Aim of the exercise - Images appear in the records below; leave them out and repeat everything else exactly.

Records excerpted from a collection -

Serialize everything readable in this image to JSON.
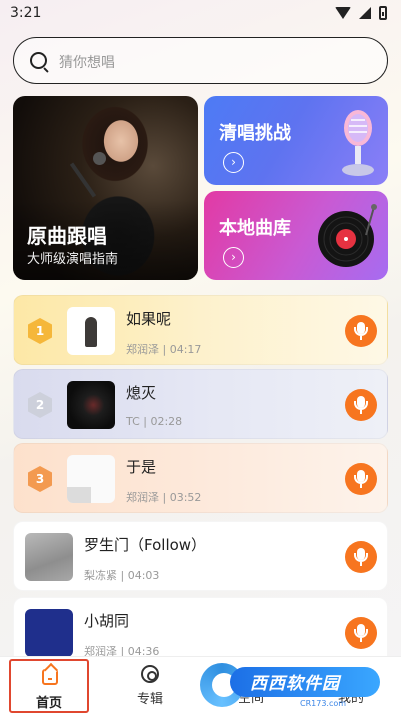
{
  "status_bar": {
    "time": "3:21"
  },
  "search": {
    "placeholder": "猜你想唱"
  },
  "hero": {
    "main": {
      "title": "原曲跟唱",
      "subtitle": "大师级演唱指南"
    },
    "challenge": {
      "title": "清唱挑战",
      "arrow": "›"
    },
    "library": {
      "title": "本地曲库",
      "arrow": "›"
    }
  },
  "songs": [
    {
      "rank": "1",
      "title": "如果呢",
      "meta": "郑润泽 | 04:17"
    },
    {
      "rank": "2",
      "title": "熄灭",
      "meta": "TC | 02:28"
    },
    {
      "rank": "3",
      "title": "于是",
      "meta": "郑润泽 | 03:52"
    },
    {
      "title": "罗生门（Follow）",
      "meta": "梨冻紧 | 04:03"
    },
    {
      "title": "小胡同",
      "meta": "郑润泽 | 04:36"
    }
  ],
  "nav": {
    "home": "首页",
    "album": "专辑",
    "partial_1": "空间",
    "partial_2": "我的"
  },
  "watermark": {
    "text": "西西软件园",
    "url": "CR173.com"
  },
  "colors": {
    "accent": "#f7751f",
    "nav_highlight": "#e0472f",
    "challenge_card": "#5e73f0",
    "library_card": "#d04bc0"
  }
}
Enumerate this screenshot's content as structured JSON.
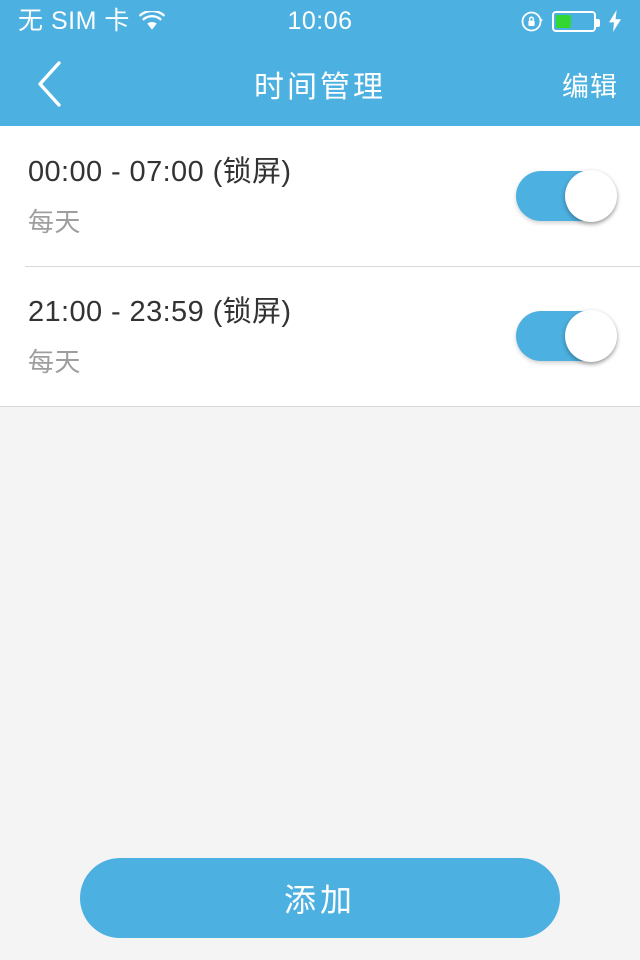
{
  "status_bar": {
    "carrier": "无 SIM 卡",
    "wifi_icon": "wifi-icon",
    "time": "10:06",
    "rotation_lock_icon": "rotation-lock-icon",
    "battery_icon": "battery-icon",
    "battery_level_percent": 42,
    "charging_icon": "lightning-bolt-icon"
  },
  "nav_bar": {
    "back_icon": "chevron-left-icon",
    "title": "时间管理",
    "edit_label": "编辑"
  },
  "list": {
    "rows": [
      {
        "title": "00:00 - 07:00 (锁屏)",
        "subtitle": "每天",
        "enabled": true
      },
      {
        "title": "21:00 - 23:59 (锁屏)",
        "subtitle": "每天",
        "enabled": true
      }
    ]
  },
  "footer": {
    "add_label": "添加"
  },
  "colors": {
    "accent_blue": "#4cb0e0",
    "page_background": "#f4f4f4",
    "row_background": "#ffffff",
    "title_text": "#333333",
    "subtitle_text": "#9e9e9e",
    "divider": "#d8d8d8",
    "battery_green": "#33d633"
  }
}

In response -
Serialize everything readable in this image to JSON.
{
  "status_bar": {
    "time": "3:21"
  },
  "search": {
    "placeholder": "猜你想唱"
  },
  "hero": {
    "main": {
      "title": "原曲跟唱",
      "subtitle": "大师级演唱指南"
    },
    "challenge": {
      "title": "清唱挑战",
      "arrow": "›"
    },
    "library": {
      "title": "本地曲库",
      "arrow": "›"
    }
  },
  "songs": [
    {
      "rank": "1",
      "title": "如果呢",
      "meta": "郑润泽 | 04:17"
    },
    {
      "rank": "2",
      "title": "熄灭",
      "meta": "TC | 02:28"
    },
    {
      "rank": "3",
      "title": "于是",
      "meta": "郑润泽 | 03:52"
    },
    {
      "title": "罗生门（Follow）",
      "meta": "梨冻紧 | 04:03"
    },
    {
      "title": "小胡同",
      "meta": "郑润泽 | 04:36"
    }
  ],
  "nav": {
    "home": "首页",
    "album": "专辑",
    "partial_1": "空间",
    "partial_2": "我的"
  },
  "watermark": {
    "text": "西西软件园",
    "url": "CR173.com"
  },
  "colors": {
    "accent": "#f7751f",
    "nav_highlight": "#e0472f",
    "challenge_card": "#5e73f0",
    "library_card": "#d04bc0"
  }
}
Enumerate this screenshot's content as structured JSON.
{
  "status_bar": {
    "carrier": "无 SIM 卡",
    "wifi_icon": "wifi-icon",
    "time": "10:06",
    "rotation_lock_icon": "rotation-lock-icon",
    "battery_icon": "battery-icon",
    "battery_level_percent": 42,
    "charging_icon": "lightning-bolt-icon"
  },
  "nav_bar": {
    "back_icon": "chevron-left-icon",
    "title": "时间管理",
    "edit_label": "编辑"
  },
  "list": {
    "rows": [
      {
        "title": "00:00 - 07:00 (锁屏)",
        "subtitle": "每天",
        "enabled": true
      },
      {
        "title": "21:00 - 23:59 (锁屏)",
        "subtitle": "每天",
        "enabled": true
      }
    ]
  },
  "footer": {
    "add_label": "添加"
  },
  "colors": {
    "accent_blue": "#4cb0e0",
    "page_background": "#f4f4f4",
    "row_background": "#ffffff",
    "title_text": "#333333",
    "subtitle_text": "#9e9e9e",
    "divider": "#d8d8d8",
    "battery_green": "#33d633"
  }
}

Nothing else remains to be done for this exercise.